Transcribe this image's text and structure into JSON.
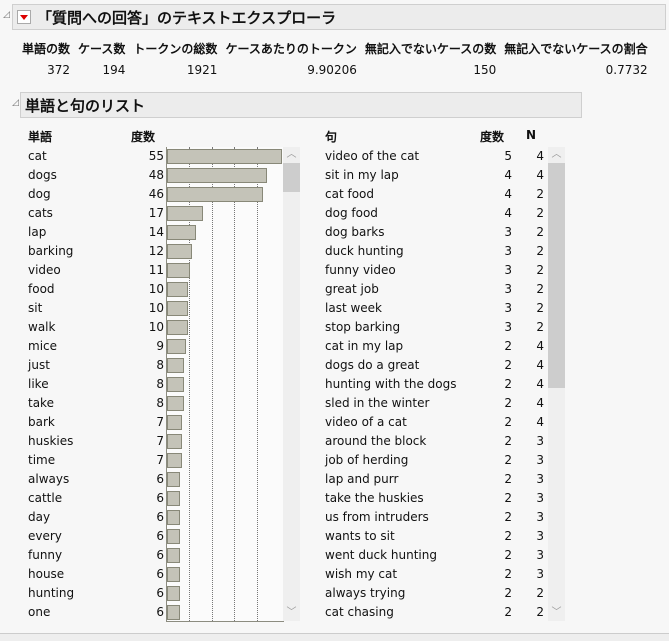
{
  "title": "「質問への回答」のテキストエクスプローラ",
  "stats": {
    "headers": [
      "単語の数",
      "ケース数",
      "トークンの総数",
      "ケースあたりのトークン",
      "無記入でないケースの数",
      "無記入でないケースの割合"
    ],
    "values": [
      "372",
      "194",
      "1921",
      "9.90206",
      "150",
      "0.7732"
    ]
  },
  "section_title": "単語と句のリスト",
  "terms": {
    "headers": {
      "term": "単語",
      "count": "度数"
    },
    "max": 55,
    "rows": [
      [
        "cat",
        55
      ],
      [
        "dogs",
        48
      ],
      [
        "dog",
        46
      ],
      [
        "cats",
        17
      ],
      [
        "lap",
        14
      ],
      [
        "barking",
        12
      ],
      [
        "video",
        11
      ],
      [
        "food",
        10
      ],
      [
        "sit",
        10
      ],
      [
        "walk",
        10
      ],
      [
        "mice",
        9
      ],
      [
        "just",
        8
      ],
      [
        "like",
        8
      ],
      [
        "take",
        8
      ],
      [
        "bark",
        7
      ],
      [
        "huskies",
        7
      ],
      [
        "time",
        7
      ],
      [
        "always",
        6
      ],
      [
        "cattle",
        6
      ],
      [
        "day",
        6
      ],
      [
        "every",
        6
      ],
      [
        "funny",
        6
      ],
      [
        "house",
        6
      ],
      [
        "hunting",
        6
      ],
      [
        "one",
        6
      ]
    ]
  },
  "phrases": {
    "headers": {
      "phrase": "句",
      "count": "度数",
      "n": "N"
    },
    "rows": [
      [
        "video of the cat",
        5,
        4
      ],
      [
        "sit in my lap",
        4,
        4
      ],
      [
        "cat food",
        4,
        2
      ],
      [
        "dog food",
        4,
        2
      ],
      [
        "dog barks",
        3,
        2
      ],
      [
        "duck hunting",
        3,
        2
      ],
      [
        "funny video",
        3,
        2
      ],
      [
        "great job",
        3,
        2
      ],
      [
        "last week",
        3,
        2
      ],
      [
        "stop barking",
        3,
        2
      ],
      [
        "cat in my lap",
        2,
        4
      ],
      [
        "dogs do a great",
        2,
        4
      ],
      [
        "hunting with the dogs",
        2,
        4
      ],
      [
        "sled in the winter",
        2,
        4
      ],
      [
        "video of a cat",
        2,
        4
      ],
      [
        "around the block",
        2,
        3
      ],
      [
        "job of herding",
        2,
        3
      ],
      [
        "lap and purr",
        2,
        3
      ],
      [
        "take the huskies",
        2,
        3
      ],
      [
        "us from intruders",
        2,
        3
      ],
      [
        "wants to sit",
        2,
        3
      ],
      [
        "went duck hunting",
        2,
        3
      ],
      [
        "wish my cat",
        2,
        3
      ],
      [
        "always trying",
        2,
        2
      ],
      [
        "cat chasing",
        2,
        2
      ]
    ]
  },
  "colors": {
    "bar": "#c4c3b8",
    "menu_triangle": "#dd0000"
  },
  "icons": {
    "scroll_up": "chevron-up-icon",
    "scroll_down": "chevron-down-icon"
  }
}
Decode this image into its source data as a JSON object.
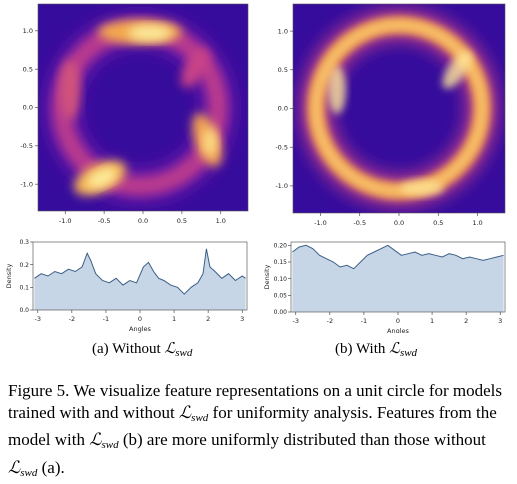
{
  "figure": {
    "caption_parts": {
      "label": "Figure 5.",
      "text1": "We visualize feature representations on a unit circle for models trained with and without",
      "text2": "for uniformity analysis. Features from the model with",
      "text3": "(b) are more uniformly distributed than those without",
      "text4": "(a)."
    },
    "loss_symbol": "ℒ",
    "loss_subscript": "swd"
  },
  "panels": {
    "a": {
      "caption_prefix": "(a) Without"
    },
    "b": {
      "caption_prefix": "(b) With"
    }
  },
  "colors": {
    "hist_fill": "#c7d6e6",
    "hist_line": "#3b5e87",
    "map_bg": "#3a0aa0"
  },
  "chart_data": [
    {
      "type": "heatmap",
      "panel": "a",
      "xlim": [
        -1.35,
        1.35
      ],
      "ylim": [
        -1.35,
        1.35
      ],
      "xticks": [
        -1.0,
        -0.5,
        0.0,
        0.5,
        1.0
      ],
      "yticks": [
        1.0,
        0.5,
        0.0,
        -0.5,
        -1.0
      ],
      "tick_labels": [
        "-1.0",
        "-0.5",
        "0.0",
        "0.5",
        "1.0"
      ],
      "description": "kernel density of features on unit circle, uneven with hot spots"
    },
    {
      "type": "area",
      "panel": "a",
      "xlabel": "Angles",
      "ylabel": "Density",
      "xlim": [
        -3.14,
        3.14
      ],
      "ylim": [
        0.0,
        0.3
      ],
      "xticks": [
        -3,
        -2,
        -1,
        0,
        1,
        2,
        3
      ],
      "yticks": [
        0.0,
        0.1,
        0.2,
        0.3
      ],
      "ytick_labels": [
        "0.0",
        "0.1",
        "0.2",
        "0.3"
      ],
      "x": [
        -3.1,
        -2.9,
        -2.7,
        -2.5,
        -2.3,
        -2.1,
        -1.9,
        -1.7,
        -1.55,
        -1.45,
        -1.3,
        -1.1,
        -0.9,
        -0.7,
        -0.5,
        -0.3,
        -0.1,
        0.1,
        0.25,
        0.4,
        0.55,
        0.7,
        0.9,
        1.1,
        1.3,
        1.5,
        1.7,
        1.85,
        1.95,
        2.05,
        2.2,
        2.4,
        2.6,
        2.8,
        3.0,
        3.1
      ],
      "y": [
        0.14,
        0.16,
        0.15,
        0.17,
        0.16,
        0.18,
        0.17,
        0.19,
        0.25,
        0.22,
        0.16,
        0.13,
        0.12,
        0.14,
        0.11,
        0.13,
        0.12,
        0.19,
        0.21,
        0.17,
        0.14,
        0.13,
        0.11,
        0.1,
        0.07,
        0.1,
        0.12,
        0.16,
        0.27,
        0.19,
        0.17,
        0.14,
        0.16,
        0.13,
        0.15,
        0.14
      ]
    },
    {
      "type": "heatmap",
      "panel": "b",
      "xlim": [
        -1.35,
        1.35
      ],
      "ylim": [
        -1.35,
        1.35
      ],
      "xticks": [
        -1.0,
        -0.5,
        0.0,
        0.5,
        1.0
      ],
      "yticks": [
        1.0,
        0.5,
        0.0,
        -0.5,
        -1.0
      ],
      "tick_labels": [
        "-1.0",
        "-0.5",
        "0.0",
        "0.5",
        "1.0"
      ],
      "description": "kernel density of features on unit circle, nearly uniform ring"
    },
    {
      "type": "area",
      "panel": "b",
      "xlabel": "Angles",
      "ylabel": "Density",
      "xlim": [
        -3.14,
        3.14
      ],
      "ylim": [
        0.0,
        0.21
      ],
      "xticks": [
        -3,
        -2,
        -1,
        0,
        1,
        2,
        3
      ],
      "yticks": [
        0.0,
        0.05,
        0.1,
        0.15,
        0.2
      ],
      "ytick_labels": [
        "0.00",
        "0.05",
        "0.10",
        "0.15",
        "0.20"
      ],
      "x": [
        -3.1,
        -2.9,
        -2.7,
        -2.5,
        -2.3,
        -2.1,
        -1.9,
        -1.7,
        -1.5,
        -1.3,
        -1.1,
        -0.9,
        -0.7,
        -0.5,
        -0.3,
        -0.1,
        0.1,
        0.3,
        0.5,
        0.7,
        0.9,
        1.1,
        1.3,
        1.5,
        1.7,
        1.9,
        2.1,
        2.3,
        2.5,
        2.7,
        2.9,
        3.1
      ],
      "y": [
        0.18,
        0.195,
        0.2,
        0.19,
        0.17,
        0.16,
        0.15,
        0.135,
        0.14,
        0.13,
        0.15,
        0.17,
        0.18,
        0.19,
        0.2,
        0.185,
        0.17,
        0.175,
        0.18,
        0.17,
        0.175,
        0.17,
        0.165,
        0.175,
        0.17,
        0.16,
        0.165,
        0.16,
        0.155,
        0.16,
        0.165,
        0.17
      ]
    }
  ]
}
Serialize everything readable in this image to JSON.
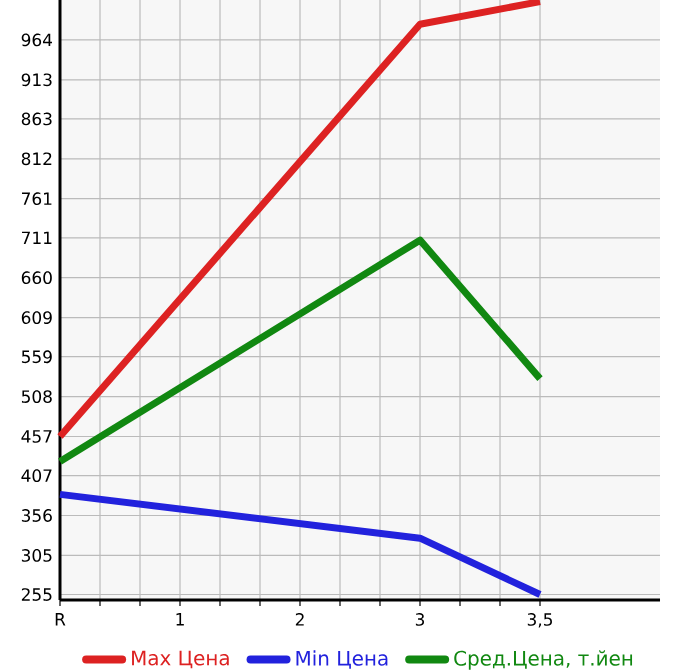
______
→ **EXERCISE BRIEF**:
Repeat all of the entries word for word, but omit the pictures.

→ **TASK ANSWER**:
Transcribe this image's text and structure into JSON.
{
  "title": "「質問への回答」のテキストエクスプローラ",
  "stats": {
    "headers": [
      "単語の数",
      "ケース数",
      "トークンの総数",
      "ケースあたりのトークン",
      "無記入でないケースの数",
      "無記入でないケースの割合"
    ],
    "values": [
      "372",
      "194",
      "1921",
      "9.90206",
      "150",
      "0.7732"
    ]
  },
  "section_title": "単語と句のリスト",
  "terms": {
    "headers": {
      "term": "単語",
      "count": "度数"
    },
    "max": 55,
    "rows": [
      [
        "cat",
        55
      ],
      [
        "dogs",
        48
      ],
      [
        "dog",
        46
      ],
      [
        "cats",
        17
      ],
      [
        "lap",
        14
      ],
      [
        "barking",
        12
      ],
      [
        "video",
        11
      ],
      [
        "food",
        10
      ],
      [
        "sit",
        10
      ],
      [
        "walk",
        10
      ],
      [
        "mice",
        9
      ],
      [
        "just",
        8
      ],
      [
        "like",
        8
      ],
      [
        "take",
        8
      ],
      [
        "bark",
        7
      ],
      [
        "huskies",
        7
      ],
      [
        "time",
        7
      ],
      [
        "always",
        6
      ],
      [
        "cattle",
        6
      ],
      [
        "day",
        6
      ],
      [
        "every",
        6
      ],
      [
        "funny",
        6
      ],
      [
        "house",
        6
      ],
      [
        "hunting",
        6
      ],
      [
        "one",
        6
      ]
    ]
  },
  "phrases": {
    "headers": {
      "phrase": "句",
      "count": "度数",
      "n": "N"
    },
    "rows": [
      [
        "video of the cat",
        5,
        4
      ],
      [
        "sit in my lap",
        4,
        4
      ],
      [
        "cat food",
        4,
        2
      ],
      [
        "dog food",
        4,
        2
      ],
      [
        "dog barks",
        3,
        2
      ],
      [
        "duck hunting",
        3,
        2
      ],
      [
        "funny video",
        3,
        2
      ],
      [
        "great job",
        3,
        2
      ],
      [
        "last week",
        3,
        2
      ],
      [
        "stop barking",
        3,
        2
      ],
      [
        "cat in my lap",
        2,
        4
      ],
      [
        "dogs do a great",
        2,
        4
      ],
      [
        "hunting with the dogs",
        2,
        4
      ],
      [
        "sled in the winter",
        2,
        4
      ],
      [
        "video of a cat",
        2,
        4
      ],
      [
        "around the block",
        2,
        3
      ],
      [
        "job of herding",
        2,
        3
      ],
      [
        "lap and purr",
        2,
        3
      ],
      [
        "take the huskies",
        2,
        3
      ],
      [
        "us from intruders",
        2,
        3
      ],
      [
        "wants to sit",
        2,
        3
      ],
      [
        "went duck hunting",
        2,
        3
      ],
      [
        "wish my cat",
        2,
        3
      ],
      [
        "always trying",
        2,
        2
      ],
      [
        "cat chasing",
        2,
        2
      ]
    ]
  },
  "colors": {
    "bar": "#c4c3b8",
    "menu_triangle": "#dd0000"
  },
  "icons": {
    "scroll_up": "chevron-up-icon",
    "scroll_down": "chevron-down-icon"
  }
}
Decode this image into its source data as a JSON object.
{
  "figure": {
    "caption_parts": {
      "label": "Figure 5.",
      "text1": "We visualize feature representations on a unit circle for models trained with and without",
      "text2": "for uniformity analysis. Features from the model with",
      "text3": "(b) are more uniformly distributed than those without",
      "text4": "(a)."
    },
    "loss_symbol": "ℒ",
    "loss_subscript": "swd"
  },
  "panels": {
    "a": {
      "caption_prefix": "(a) Without"
    },
    "b": {
      "caption_prefix": "(b) With"
    }
  },
  "colors": {
    "hist_fill": "#c7d6e6",
    "hist_line": "#3b5e87",
    "map_bg": "#3a0aa0"
  },
  "chart_data": [
    {
      "type": "heatmap",
      "panel": "a",
      "xlim": [
        -1.35,
        1.35
      ],
      "ylim": [
        -1.35,
        1.35
      ],
      "xticks": [
        -1.0,
        -0.5,
        0.0,
        0.5,
        1.0
      ],
      "yticks": [
        1.0,
        0.5,
        0.0,
        -0.5,
        -1.0
      ],
      "tick_labels": [
        "-1.0",
        "-0.5",
        "0.0",
        "0.5",
        "1.0"
      ],
      "description": "kernel density of features on unit circle, uneven with hot spots"
    },
    {
      "type": "area",
      "panel": "a",
      "xlabel": "Angles",
      "ylabel": "Density",
      "xlim": [
        -3.14,
        3.14
      ],
      "ylim": [
        0.0,
        0.3
      ],
      "xticks": [
        -3,
        -2,
        -1,
        0,
        1,
        2,
        3
      ],
      "yticks": [
        0.0,
        0.1,
        0.2,
        0.3
      ],
      "ytick_labels": [
        "0.0",
        "0.1",
        "0.2",
        "0.3"
      ],
      "x": [
        -3.1,
        -2.9,
        -2.7,
        -2.5,
        -2.3,
        -2.1,
        -1.9,
        -1.7,
        -1.55,
        -1.45,
        -1.3,
        -1.1,
        -0.9,
        -0.7,
        -0.5,
        -0.3,
        -0.1,
        0.1,
        0.25,
        0.4,
        0.55,
        0.7,
        0.9,
        1.1,
        1.3,
        1.5,
        1.7,
        1.85,
        1.95,
        2.05,
        2.2,
        2.4,
        2.6,
        2.8,
        3.0,
        3.1
      ],
      "y": [
        0.14,
        0.16,
        0.15,
        0.17,
        0.16,
        0.18,
        0.17,
        0.19,
        0.25,
        0.22,
        0.16,
        0.13,
        0.12,
        0.14,
        0.11,
        0.13,
        0.12,
        0.19,
        0.21,
        0.17,
        0.14,
        0.13,
        0.11,
        0.1,
        0.07,
        0.1,
        0.12,
        0.16,
        0.27,
        0.19,
        0.17,
        0.14,
        0.16,
        0.13,
        0.15,
        0.14
      ]
    },
    {
      "type": "heatmap",
      "panel": "b",
      "xlim": [
        -1.35,
        1.35
      ],
      "ylim": [
        -1.35,
        1.35
      ],
      "xticks": [
        -1.0,
        -0.5,
        0.0,
        0.5,
        1.0
      ],
      "yticks": [
        1.0,
        0.5,
        0.0,
        -0.5,
        -1.0
      ],
      "tick_labels": [
        "-1.0",
        "-0.5",
        "0.0",
        "0.5",
        "1.0"
      ],
      "description": "kernel density of features on unit circle, nearly uniform ring"
    },
    {
      "type": "area",
      "panel": "b",
      "xlabel": "Angles",
      "ylabel": "Density",
      "xlim": [
        -3.14,
        3.14
      ],
      "ylim": [
        0.0,
        0.21
      ],
      "xticks": [
        -3,
        -2,
        -1,
        0,
        1,
        2,
        3
      ],
      "yticks": [
        0.0,
        0.05,
        0.1,
        0.15,
        0.2
      ],
      "ytick_labels": [
        "0.00",
        "0.05",
        "0.10",
        "0.15",
        "0.20"
      ],
      "x": [
        -3.1,
        -2.9,
        -2.7,
        -2.5,
        -2.3,
        -2.1,
        -1.9,
        -1.7,
        -1.5,
        -1.3,
        -1.1,
        -0.9,
        -0.7,
        -0.5,
        -0.3,
        -0.1,
        0.1,
        0.3,
        0.5,
        0.7,
        0.9,
        1.1,
        1.3,
        1.5,
        1.7,
        1.9,
        2.1,
        2.3,
        2.5,
        2.7,
        2.9,
        3.1
      ],
      "y": [
        0.18,
        0.195,
        0.2,
        0.19,
        0.17,
        0.16,
        0.15,
        0.135,
        0.14,
        0.13,
        0.15,
        0.17,
        0.18,
        0.19,
        0.2,
        0.185,
        0.17,
        0.175,
        0.18,
        0.17,
        0.175,
        0.17,
        0.165,
        0.175,
        0.17,
        0.16,
        0.165,
        0.16,
        0.155,
        0.16,
        0.165,
        0.17
      ]
    }
  ]
}
Serialize everything readable in this image to JSON.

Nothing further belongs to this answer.